>> START Listed entries

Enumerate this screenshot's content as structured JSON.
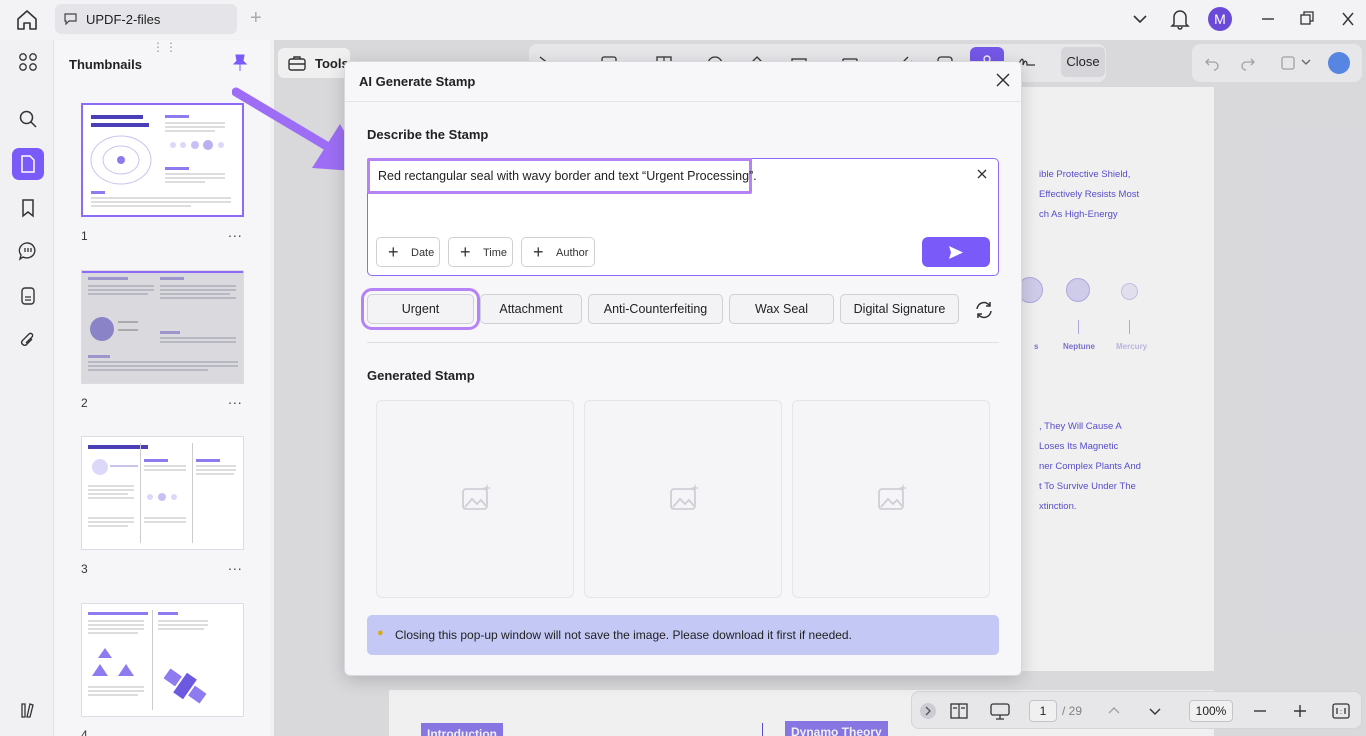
{
  "window": {
    "tab_title": "UPDF-2-files",
    "avatar_initial": "M"
  },
  "sidebar": {
    "panel_title": "Thumbnails",
    "pages": [
      {
        "number": "1",
        "selected": true
      },
      {
        "number": "2",
        "selected": false
      },
      {
        "number": "3",
        "selected": false
      },
      {
        "number": "4",
        "selected": false
      }
    ],
    "more": "..."
  },
  "toolbar": {
    "tools_label": "Tools",
    "close_label": "Close"
  },
  "document": {
    "lines_top": [
      "ible Protective Shield,",
      "Effectively Resists Most",
      "ch As High-Energy"
    ],
    "planet_labels": [
      "s",
      "Neptune",
      "Mercury"
    ],
    "lines_mid": [
      ", They Will Cause A",
      "Loses Its Magnetic",
      "ner Complex Plants And",
      "t To Survive Under The",
      "xtinction."
    ],
    "page2_tags": [
      "Introduction",
      "Dynamo Theory"
    ]
  },
  "pagination": {
    "current_page": "1",
    "total": "/ 29",
    "zoom": "100%"
  },
  "dialog": {
    "title": "AI Generate Stamp",
    "describe_label": "Describe the Stamp",
    "prompt_value": "Red rectangular seal with wavy border and text “Urgent Processing”.",
    "chips": [
      "Date",
      "Time",
      "Author"
    ],
    "presets": [
      "Urgent",
      "Attachment",
      "Anti-Counterfeiting",
      "Wax Seal",
      "Digital Signature"
    ],
    "generated_label": "Generated Stamp",
    "notice": "Closing this pop-up window will not save the image. Please download it first if needed."
  },
  "colors": {
    "accent": "#7a5af8",
    "highlight": "#b583f5",
    "notice_bg": "#c3c8f4"
  }
}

>> END Listed entries

→ Challenge:
From the listing above, pick out each line where the word "Urgent" appears.

→ Answer to the task:
    "prompt_value": "Red rectangular seal with wavy border and text “Urgent Processing”.",
      "Urgent",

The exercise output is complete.